• **DIRECTIVE**
Reproduce, word for word, every line starting at the line that contains "Transcribe this image's" and ending with the final line of the entries.
───── DATA FOR PROCESSING
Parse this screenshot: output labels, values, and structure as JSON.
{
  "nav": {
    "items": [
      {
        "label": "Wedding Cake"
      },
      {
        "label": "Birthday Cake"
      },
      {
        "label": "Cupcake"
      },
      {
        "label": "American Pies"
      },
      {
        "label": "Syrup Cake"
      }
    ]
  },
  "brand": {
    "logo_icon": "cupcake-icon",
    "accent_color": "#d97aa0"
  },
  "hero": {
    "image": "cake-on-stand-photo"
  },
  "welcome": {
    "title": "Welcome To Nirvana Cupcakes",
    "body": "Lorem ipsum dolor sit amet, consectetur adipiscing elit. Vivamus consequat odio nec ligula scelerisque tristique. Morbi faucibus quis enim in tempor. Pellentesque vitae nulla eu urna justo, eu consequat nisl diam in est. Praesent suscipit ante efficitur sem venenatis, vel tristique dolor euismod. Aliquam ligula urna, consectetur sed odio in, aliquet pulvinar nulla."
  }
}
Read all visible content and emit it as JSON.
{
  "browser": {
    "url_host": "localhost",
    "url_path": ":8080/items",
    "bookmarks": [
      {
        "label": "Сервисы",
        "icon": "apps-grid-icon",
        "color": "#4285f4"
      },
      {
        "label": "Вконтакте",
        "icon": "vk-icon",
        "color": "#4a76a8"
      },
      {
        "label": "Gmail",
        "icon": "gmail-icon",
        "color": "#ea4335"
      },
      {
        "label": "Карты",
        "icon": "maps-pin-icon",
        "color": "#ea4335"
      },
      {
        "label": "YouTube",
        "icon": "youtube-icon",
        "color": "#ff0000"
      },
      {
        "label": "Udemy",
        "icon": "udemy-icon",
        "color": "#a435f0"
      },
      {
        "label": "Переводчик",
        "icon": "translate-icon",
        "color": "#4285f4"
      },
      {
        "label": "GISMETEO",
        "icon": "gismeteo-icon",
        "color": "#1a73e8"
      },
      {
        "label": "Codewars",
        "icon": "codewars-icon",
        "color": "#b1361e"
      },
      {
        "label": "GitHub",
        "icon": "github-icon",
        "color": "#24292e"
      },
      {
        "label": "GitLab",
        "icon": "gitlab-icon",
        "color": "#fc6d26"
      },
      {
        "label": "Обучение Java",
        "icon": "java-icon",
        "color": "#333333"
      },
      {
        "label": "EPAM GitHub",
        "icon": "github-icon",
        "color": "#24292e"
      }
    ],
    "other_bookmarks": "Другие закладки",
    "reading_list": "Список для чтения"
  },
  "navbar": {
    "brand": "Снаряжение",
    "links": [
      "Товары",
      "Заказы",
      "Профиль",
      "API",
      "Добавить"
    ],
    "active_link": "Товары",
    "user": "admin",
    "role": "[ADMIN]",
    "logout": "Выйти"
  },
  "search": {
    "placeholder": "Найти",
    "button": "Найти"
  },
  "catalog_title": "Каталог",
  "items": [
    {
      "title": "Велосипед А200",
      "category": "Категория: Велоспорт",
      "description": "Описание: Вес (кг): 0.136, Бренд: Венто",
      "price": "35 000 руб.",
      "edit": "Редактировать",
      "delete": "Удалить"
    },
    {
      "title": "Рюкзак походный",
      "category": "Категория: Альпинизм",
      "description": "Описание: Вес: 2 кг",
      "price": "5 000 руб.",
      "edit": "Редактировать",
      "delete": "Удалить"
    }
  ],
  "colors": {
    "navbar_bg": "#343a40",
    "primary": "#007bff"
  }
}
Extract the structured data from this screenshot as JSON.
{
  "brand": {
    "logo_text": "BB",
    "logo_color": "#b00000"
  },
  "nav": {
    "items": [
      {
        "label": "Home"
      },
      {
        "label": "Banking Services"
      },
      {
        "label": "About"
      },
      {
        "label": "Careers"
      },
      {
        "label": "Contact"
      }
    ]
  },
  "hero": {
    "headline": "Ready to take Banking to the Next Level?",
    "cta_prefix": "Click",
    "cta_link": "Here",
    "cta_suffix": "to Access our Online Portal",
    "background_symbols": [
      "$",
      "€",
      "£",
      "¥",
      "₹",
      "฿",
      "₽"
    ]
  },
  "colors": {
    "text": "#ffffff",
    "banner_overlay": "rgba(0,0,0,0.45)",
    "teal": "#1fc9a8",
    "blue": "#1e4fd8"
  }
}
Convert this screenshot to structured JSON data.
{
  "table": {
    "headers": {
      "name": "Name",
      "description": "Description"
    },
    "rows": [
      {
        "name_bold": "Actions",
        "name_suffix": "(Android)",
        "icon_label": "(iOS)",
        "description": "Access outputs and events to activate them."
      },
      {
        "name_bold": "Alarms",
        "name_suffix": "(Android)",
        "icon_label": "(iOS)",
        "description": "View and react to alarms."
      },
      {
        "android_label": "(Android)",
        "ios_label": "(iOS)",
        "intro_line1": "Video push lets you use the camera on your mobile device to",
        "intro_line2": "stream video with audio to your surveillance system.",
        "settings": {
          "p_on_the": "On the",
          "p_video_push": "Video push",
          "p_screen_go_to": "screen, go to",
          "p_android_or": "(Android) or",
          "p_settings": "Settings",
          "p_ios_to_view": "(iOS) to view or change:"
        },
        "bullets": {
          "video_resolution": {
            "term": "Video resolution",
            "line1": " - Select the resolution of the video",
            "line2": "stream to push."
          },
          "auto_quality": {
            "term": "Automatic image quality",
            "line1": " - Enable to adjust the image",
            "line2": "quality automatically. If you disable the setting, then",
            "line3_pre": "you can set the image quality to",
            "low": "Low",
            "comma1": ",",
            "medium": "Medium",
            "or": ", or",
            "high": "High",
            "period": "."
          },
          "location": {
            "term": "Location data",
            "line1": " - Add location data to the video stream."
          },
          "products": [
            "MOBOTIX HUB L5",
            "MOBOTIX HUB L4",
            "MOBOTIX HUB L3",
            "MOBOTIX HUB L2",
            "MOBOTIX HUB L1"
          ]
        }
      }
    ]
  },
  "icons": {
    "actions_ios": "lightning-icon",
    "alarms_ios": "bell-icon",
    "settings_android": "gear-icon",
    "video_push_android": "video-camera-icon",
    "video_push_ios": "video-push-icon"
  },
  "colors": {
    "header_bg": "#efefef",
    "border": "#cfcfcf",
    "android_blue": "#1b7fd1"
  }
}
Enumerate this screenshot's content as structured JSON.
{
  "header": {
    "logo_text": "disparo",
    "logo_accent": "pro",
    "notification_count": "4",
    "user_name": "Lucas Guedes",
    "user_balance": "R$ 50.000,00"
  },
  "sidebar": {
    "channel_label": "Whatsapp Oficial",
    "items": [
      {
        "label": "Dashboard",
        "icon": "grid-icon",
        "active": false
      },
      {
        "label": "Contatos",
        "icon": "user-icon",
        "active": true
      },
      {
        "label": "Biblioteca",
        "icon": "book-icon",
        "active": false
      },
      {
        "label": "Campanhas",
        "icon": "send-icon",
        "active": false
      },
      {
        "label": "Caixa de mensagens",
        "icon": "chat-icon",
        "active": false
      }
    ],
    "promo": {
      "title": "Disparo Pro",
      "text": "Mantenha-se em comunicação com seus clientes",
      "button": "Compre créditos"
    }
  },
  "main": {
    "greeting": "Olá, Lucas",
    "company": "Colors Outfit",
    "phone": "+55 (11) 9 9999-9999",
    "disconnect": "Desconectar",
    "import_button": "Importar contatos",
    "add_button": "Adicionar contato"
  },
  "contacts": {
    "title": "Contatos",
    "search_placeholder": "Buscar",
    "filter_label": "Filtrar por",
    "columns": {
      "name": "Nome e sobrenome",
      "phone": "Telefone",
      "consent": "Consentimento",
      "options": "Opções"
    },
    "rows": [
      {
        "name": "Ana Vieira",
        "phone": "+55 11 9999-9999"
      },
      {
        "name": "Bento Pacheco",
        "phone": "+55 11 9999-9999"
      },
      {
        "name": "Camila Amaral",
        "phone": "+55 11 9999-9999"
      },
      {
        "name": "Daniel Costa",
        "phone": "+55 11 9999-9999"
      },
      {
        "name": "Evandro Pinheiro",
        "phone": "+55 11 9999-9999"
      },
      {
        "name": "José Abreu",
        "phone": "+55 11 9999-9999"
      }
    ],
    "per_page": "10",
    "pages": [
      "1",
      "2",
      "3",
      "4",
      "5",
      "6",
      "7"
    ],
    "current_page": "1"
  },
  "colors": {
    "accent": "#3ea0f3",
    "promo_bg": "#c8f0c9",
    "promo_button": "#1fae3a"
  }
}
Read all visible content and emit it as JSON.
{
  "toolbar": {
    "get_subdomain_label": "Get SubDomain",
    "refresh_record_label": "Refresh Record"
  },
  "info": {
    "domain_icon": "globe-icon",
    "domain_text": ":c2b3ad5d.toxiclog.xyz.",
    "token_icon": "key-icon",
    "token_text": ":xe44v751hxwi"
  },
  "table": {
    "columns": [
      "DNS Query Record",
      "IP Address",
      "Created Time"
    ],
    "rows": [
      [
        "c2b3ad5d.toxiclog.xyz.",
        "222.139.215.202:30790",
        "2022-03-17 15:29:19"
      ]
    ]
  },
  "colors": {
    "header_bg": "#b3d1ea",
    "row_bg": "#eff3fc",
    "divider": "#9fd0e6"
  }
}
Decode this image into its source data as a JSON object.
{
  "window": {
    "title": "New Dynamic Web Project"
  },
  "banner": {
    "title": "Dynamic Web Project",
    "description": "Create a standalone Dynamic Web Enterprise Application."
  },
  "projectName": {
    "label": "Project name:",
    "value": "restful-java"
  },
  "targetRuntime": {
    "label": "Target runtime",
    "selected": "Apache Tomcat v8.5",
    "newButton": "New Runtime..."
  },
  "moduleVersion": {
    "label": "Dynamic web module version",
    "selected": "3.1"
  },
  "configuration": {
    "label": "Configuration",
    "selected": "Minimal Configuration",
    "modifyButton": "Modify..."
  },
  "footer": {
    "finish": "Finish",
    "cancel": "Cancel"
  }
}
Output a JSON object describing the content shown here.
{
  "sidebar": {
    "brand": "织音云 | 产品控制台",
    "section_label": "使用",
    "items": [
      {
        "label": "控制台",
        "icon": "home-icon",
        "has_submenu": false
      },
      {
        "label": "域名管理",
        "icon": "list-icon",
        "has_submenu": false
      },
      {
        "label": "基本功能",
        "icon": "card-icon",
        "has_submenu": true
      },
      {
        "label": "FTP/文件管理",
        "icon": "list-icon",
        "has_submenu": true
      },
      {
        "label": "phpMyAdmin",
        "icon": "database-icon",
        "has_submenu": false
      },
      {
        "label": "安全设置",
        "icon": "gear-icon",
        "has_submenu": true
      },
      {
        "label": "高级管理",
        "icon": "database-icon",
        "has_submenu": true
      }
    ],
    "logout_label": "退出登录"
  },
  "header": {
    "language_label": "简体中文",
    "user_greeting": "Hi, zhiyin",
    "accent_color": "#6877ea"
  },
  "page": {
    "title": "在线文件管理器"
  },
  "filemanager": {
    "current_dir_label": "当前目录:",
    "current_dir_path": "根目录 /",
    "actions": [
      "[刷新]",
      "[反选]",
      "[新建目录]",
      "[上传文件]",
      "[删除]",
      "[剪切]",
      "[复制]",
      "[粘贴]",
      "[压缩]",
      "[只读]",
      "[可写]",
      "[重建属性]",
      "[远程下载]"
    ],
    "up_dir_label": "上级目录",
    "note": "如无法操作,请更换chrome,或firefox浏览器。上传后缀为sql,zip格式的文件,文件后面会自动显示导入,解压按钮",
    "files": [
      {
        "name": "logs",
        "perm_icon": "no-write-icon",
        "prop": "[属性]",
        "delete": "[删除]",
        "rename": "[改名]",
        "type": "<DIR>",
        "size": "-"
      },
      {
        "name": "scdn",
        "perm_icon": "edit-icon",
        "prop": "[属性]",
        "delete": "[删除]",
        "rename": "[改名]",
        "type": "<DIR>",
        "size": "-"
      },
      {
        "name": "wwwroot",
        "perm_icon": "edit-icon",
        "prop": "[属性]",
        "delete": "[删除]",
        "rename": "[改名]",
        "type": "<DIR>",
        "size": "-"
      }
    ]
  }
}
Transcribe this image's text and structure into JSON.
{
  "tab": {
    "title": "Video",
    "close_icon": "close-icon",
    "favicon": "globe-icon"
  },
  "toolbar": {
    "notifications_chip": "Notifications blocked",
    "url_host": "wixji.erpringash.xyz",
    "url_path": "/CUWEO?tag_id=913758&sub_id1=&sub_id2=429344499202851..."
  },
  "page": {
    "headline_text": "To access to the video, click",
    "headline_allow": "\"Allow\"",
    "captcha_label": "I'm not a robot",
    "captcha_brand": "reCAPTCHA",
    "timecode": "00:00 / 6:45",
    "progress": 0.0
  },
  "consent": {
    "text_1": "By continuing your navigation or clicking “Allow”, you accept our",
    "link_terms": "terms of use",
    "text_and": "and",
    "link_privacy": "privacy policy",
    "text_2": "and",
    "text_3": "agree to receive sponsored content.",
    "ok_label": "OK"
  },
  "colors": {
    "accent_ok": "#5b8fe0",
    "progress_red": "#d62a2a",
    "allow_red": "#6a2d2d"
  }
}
──────────
• **WORKED ANSWER**
Transcribe this image's text and structure into JSON.
{
  "tab": {
    "title": "Video",
    "close_icon": "close-icon",
    "favicon": "globe-icon"
  },
  "toolbar": {
    "notifications_chip": "Notifications blocked",
    "url_host": "wixji.erpringash.xyz",
    "url_path": "/CUWEO?tag_id=913758&sub_id1=&sub_id2=429344499202851..."
  },
  "page": {
    "headline_text": "To access to the video, click",
    "headline_allow": "\"Allow\"",
    "captcha_label": "I'm not a robot",
    "captcha_brand": "reCAPTCHA",
    "timecode": "00:00 / 6:45",
    "progress": 0.0
  },
  "consent": {
    "text_1": "By continuing your navigation or clicking “Allow”, you accept our",
    "link_terms": "terms of use",
    "text_and": "and",
    "link_privacy": "privacy policy",
    "text_2": "and",
    "text_3": "agree to receive sponsored content.",
    "ok_label": "OK"
  },
  "colors": {
    "accent_ok": "#5b8fe0",
    "progress_red": "#d62a2a",
    "allow_red": "#6a2d2d"
  }
}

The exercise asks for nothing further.